- _Record set_
────────────────────────────────────────

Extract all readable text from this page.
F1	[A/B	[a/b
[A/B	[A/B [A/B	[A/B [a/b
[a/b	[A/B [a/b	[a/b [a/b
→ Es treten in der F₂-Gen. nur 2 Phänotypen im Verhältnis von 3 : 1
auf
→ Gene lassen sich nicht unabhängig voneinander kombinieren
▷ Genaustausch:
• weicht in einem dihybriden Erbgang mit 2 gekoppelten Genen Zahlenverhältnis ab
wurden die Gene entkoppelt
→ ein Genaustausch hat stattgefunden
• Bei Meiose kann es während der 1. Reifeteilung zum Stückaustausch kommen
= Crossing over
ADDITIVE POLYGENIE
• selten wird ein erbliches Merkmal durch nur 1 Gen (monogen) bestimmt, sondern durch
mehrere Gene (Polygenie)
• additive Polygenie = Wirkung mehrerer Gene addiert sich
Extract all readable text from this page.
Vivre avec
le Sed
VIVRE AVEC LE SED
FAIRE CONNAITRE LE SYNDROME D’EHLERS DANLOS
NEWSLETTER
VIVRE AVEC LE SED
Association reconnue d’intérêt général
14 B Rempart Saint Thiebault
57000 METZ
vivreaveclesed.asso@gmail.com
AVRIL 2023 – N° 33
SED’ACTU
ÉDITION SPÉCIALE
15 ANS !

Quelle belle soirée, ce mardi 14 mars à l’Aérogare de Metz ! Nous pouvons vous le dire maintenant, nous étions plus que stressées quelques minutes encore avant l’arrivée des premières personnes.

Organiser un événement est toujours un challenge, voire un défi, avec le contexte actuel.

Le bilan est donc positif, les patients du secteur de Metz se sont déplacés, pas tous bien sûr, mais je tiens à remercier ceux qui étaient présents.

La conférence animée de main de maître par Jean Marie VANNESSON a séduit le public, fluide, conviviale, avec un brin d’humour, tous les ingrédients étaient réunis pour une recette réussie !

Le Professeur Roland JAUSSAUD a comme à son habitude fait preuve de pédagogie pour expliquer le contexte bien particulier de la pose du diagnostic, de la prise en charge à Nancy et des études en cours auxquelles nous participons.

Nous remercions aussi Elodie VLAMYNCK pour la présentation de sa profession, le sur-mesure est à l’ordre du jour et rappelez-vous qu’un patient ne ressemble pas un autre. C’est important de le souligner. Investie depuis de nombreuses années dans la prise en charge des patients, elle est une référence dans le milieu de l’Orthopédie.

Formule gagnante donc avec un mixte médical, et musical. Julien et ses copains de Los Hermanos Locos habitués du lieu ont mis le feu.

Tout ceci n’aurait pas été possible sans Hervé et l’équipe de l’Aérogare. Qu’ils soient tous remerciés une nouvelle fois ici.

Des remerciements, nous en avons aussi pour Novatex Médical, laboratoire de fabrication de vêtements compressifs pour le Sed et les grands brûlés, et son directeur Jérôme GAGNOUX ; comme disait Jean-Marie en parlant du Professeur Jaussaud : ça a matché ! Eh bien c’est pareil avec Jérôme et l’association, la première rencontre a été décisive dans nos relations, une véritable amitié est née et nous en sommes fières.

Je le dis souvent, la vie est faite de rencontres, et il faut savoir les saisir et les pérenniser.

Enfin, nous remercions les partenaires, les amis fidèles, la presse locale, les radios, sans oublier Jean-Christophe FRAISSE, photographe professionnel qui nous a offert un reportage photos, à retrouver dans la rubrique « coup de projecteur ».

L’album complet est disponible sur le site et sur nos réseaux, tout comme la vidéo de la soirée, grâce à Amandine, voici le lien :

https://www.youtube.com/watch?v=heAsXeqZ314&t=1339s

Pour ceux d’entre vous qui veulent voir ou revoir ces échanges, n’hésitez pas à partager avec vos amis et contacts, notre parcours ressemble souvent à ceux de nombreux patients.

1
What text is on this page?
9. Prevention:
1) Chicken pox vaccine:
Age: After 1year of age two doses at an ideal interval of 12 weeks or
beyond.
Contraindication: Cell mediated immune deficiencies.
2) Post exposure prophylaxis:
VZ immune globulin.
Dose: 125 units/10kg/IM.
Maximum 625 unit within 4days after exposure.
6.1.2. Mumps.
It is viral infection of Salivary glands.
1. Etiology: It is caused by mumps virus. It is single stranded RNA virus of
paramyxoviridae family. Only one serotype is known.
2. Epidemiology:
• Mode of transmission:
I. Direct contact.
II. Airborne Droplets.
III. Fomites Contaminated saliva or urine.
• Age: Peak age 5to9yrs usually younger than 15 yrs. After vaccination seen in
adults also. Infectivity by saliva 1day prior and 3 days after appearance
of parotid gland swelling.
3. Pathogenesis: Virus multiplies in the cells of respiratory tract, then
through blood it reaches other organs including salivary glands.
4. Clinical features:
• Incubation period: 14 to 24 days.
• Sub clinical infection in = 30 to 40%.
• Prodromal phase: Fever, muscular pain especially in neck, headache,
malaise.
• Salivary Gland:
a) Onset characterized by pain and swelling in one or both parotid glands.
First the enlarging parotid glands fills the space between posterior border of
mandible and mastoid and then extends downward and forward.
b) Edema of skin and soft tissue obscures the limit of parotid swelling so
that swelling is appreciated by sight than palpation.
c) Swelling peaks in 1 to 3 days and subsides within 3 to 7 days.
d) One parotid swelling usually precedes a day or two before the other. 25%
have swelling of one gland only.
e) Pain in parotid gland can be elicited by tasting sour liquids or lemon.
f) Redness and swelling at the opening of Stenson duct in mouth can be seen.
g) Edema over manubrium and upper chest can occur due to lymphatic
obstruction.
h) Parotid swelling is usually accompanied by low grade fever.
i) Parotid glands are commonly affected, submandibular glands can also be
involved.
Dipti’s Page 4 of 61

────────────────────────────────────────

- _Problem to solve_
Collect the lines of the records that include the string "Edema".

- _Result_
b) Edema of skin and soft tissue obscures the limit of parotid swelling so
g) Edema over manubrium and upper chest can occur due to lymphatic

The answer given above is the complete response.